## DIRECTIVE
Copy the lines exactly as they stand, beginning at the line that contains "Patent image size: (396, 1263)." and stopping after the line that contains "The proximal gripping".

## RECORDS FOR PROCESSING
════════════════

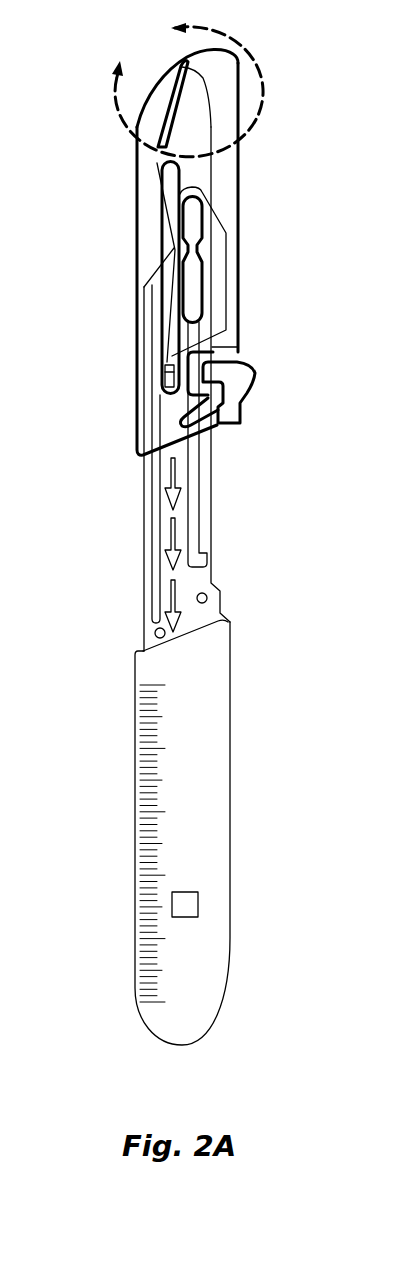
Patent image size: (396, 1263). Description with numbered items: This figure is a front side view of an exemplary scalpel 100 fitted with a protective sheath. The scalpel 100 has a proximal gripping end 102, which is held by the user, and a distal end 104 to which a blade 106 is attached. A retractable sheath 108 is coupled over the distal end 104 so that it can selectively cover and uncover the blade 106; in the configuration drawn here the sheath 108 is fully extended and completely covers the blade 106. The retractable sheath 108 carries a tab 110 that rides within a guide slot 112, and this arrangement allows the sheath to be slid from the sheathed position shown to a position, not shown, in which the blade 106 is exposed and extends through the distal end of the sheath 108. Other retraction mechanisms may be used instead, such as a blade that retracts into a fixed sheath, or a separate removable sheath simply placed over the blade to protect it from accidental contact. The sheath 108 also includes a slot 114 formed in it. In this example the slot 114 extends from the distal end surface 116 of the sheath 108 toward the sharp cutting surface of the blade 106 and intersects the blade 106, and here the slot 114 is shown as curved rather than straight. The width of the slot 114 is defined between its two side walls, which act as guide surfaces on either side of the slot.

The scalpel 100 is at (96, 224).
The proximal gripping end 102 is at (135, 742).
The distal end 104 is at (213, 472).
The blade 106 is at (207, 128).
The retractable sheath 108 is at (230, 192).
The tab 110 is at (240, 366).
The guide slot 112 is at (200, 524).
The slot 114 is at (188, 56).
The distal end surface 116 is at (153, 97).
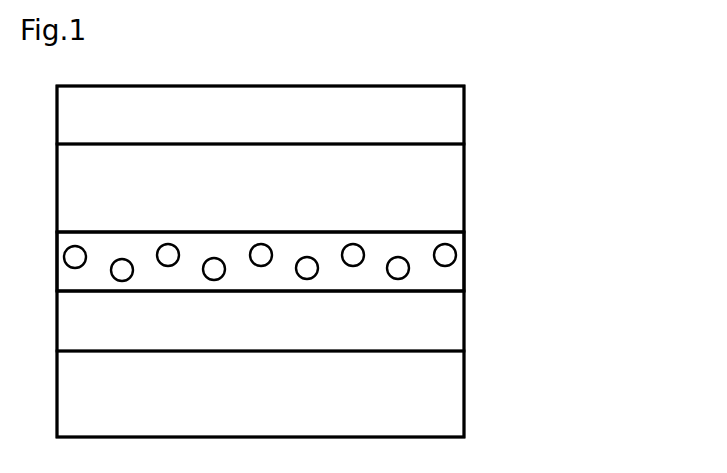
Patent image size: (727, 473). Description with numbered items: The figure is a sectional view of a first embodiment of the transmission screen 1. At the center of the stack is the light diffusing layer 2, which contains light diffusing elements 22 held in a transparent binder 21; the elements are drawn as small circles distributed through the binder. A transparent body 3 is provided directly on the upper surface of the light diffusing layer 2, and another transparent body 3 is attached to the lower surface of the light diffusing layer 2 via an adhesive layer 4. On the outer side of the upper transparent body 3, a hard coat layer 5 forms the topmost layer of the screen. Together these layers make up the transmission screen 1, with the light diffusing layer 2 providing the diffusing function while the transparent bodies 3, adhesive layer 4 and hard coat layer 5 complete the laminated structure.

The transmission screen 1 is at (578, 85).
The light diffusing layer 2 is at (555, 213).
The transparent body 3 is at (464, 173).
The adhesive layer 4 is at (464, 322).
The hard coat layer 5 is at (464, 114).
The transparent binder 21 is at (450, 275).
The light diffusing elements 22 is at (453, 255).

════════════════

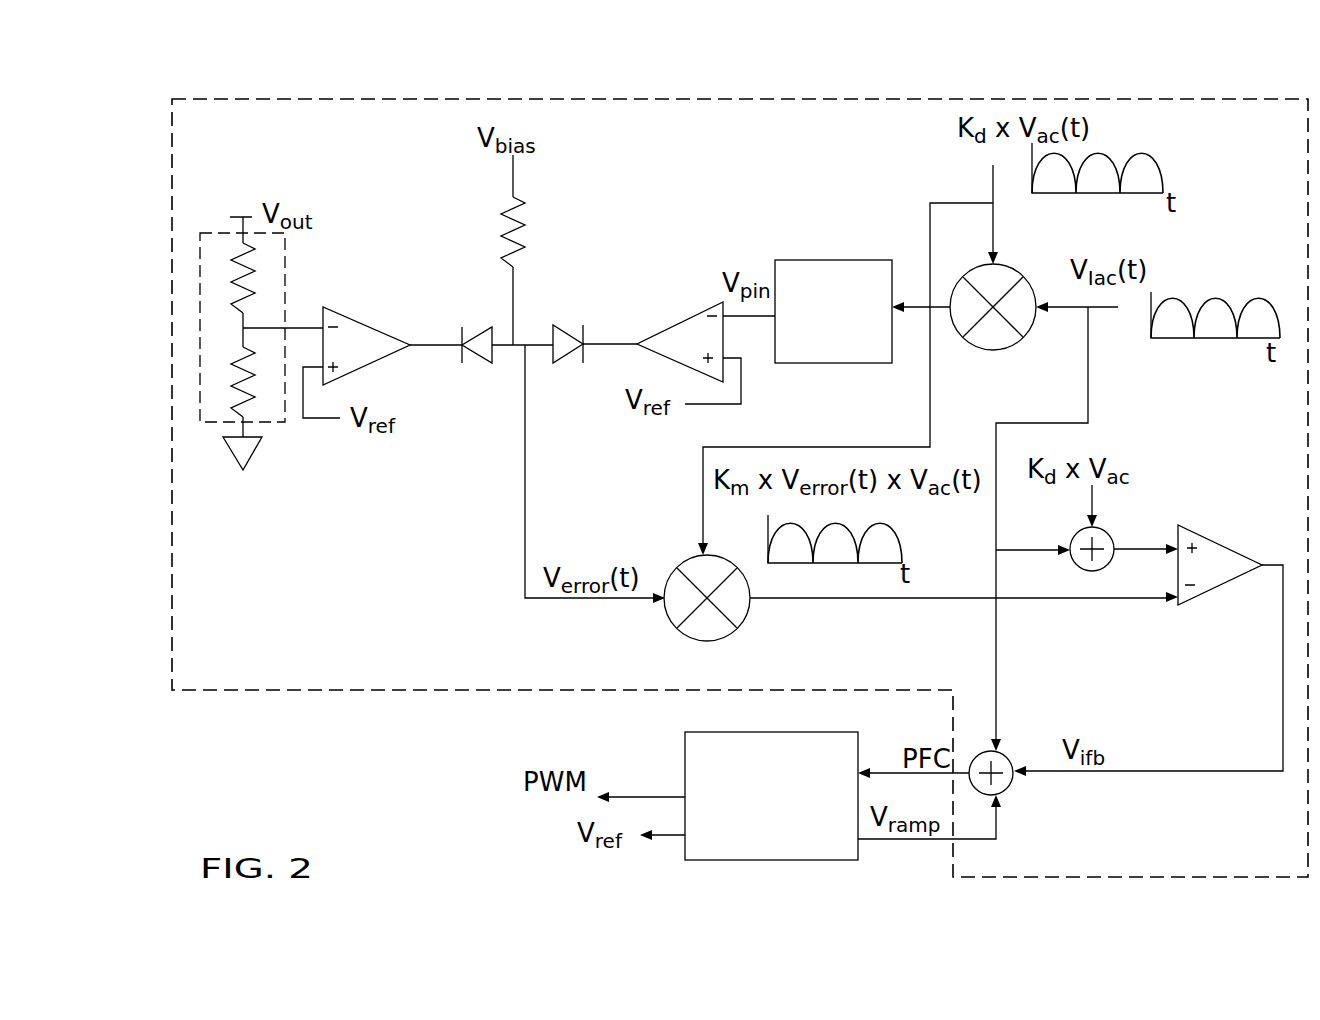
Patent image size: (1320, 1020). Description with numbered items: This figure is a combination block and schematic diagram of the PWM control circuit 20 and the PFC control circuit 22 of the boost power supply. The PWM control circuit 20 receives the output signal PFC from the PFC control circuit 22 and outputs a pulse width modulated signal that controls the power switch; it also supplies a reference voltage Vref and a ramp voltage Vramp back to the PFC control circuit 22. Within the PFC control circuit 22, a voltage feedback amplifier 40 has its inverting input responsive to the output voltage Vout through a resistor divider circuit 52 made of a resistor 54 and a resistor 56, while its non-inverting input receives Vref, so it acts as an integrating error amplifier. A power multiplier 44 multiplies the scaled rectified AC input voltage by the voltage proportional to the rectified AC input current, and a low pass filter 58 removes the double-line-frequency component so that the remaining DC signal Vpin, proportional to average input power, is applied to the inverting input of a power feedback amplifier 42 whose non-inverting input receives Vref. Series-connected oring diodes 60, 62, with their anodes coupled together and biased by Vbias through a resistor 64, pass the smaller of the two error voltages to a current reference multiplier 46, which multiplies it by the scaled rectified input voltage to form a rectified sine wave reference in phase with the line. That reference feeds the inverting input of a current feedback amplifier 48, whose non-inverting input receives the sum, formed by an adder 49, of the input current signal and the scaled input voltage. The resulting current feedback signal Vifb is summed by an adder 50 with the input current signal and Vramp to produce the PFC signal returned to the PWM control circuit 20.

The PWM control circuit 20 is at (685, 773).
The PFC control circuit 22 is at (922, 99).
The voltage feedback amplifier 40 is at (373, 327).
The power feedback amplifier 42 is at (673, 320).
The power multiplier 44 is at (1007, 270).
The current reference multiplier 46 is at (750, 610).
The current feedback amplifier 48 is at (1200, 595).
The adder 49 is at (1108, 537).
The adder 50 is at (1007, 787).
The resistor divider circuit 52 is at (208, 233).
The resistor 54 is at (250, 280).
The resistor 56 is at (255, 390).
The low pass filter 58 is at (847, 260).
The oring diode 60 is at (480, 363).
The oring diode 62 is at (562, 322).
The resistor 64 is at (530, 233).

════════════════

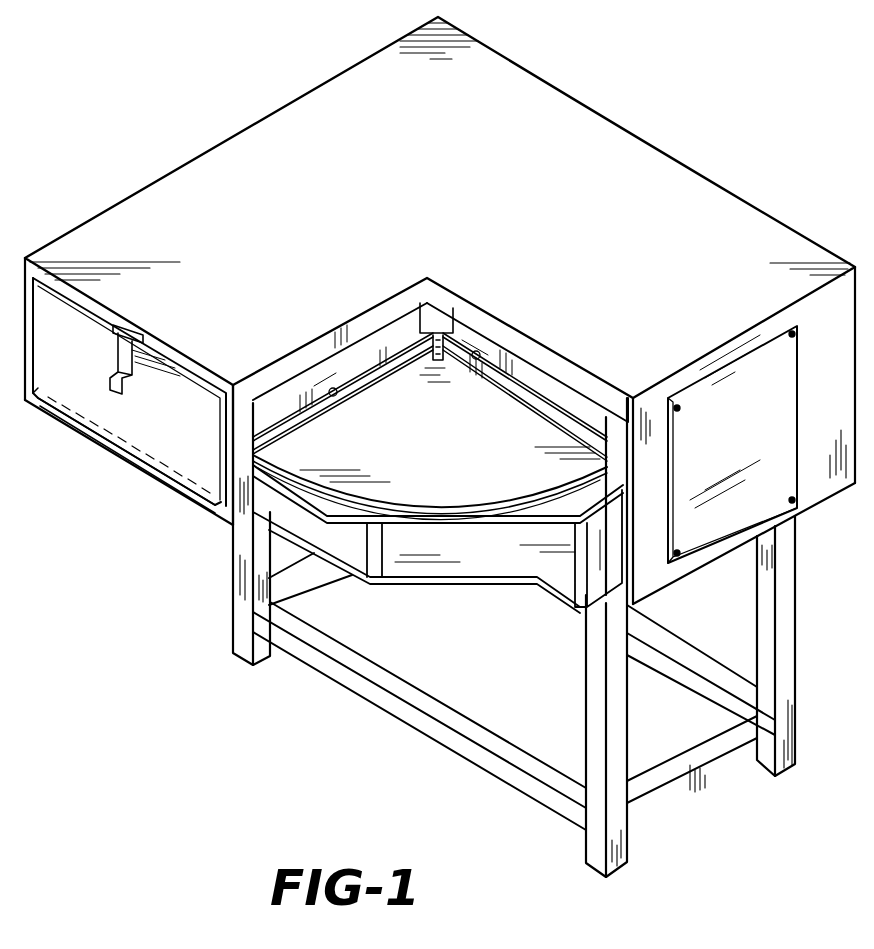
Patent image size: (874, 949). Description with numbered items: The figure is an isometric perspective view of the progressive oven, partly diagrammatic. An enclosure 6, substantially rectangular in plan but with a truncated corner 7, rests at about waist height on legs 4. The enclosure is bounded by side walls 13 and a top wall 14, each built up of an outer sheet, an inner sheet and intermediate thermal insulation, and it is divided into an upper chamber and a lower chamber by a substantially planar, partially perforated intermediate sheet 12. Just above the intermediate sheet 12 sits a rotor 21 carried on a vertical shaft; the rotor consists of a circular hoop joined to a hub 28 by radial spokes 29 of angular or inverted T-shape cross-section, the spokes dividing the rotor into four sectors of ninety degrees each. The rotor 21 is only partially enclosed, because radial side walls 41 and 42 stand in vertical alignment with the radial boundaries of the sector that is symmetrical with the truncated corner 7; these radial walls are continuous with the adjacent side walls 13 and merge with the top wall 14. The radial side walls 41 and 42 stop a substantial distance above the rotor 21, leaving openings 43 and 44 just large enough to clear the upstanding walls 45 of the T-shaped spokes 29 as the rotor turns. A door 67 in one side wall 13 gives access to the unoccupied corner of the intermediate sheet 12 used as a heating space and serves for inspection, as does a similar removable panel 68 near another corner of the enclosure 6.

════════════════

## ANSWER TO THIS PROBLEM
Patent image size: (396, 1263). Description with numbered items: This figure is a front side view of an exemplary scalpel 100 fitted with a protective sheath. The scalpel 100 has a proximal gripping end 102, which is held by the user, and a distal end 104 to which a blade 106 is attached. A retractable sheath 108 is coupled over the distal end 104 so that it can selectively cover and uncover the blade 106; in the configuration drawn here the sheath 108 is fully extended and completely covers the blade 106. The retractable sheath 108 carries a tab 110 that rides within a guide slot 112, and this arrangement allows the sheath to be slid from the sheathed position shown to a position, not shown, in which the blade 106 is exposed and extends through the distal end of the sheath 108. Other retraction mechanisms may be used instead, such as a blade that retracts into a fixed sheath, or a separate removable sheath simply placed over the blade to protect it from accidental contact. The sheath 108 also includes a slot 114 formed in it. In this example the slot 114 extends from the distal end surface 116 of the sheath 108 toward the sharp cutting surface of the blade 106 and intersects the blade 106, and here the slot 114 is shown as curved rather than straight. The width of the slot 114 is defined between its two side walls, which act as guide surfaces on either side of the slot.

The scalpel 100 is at (96, 224).
The proximal gripping end 102 is at (135, 742).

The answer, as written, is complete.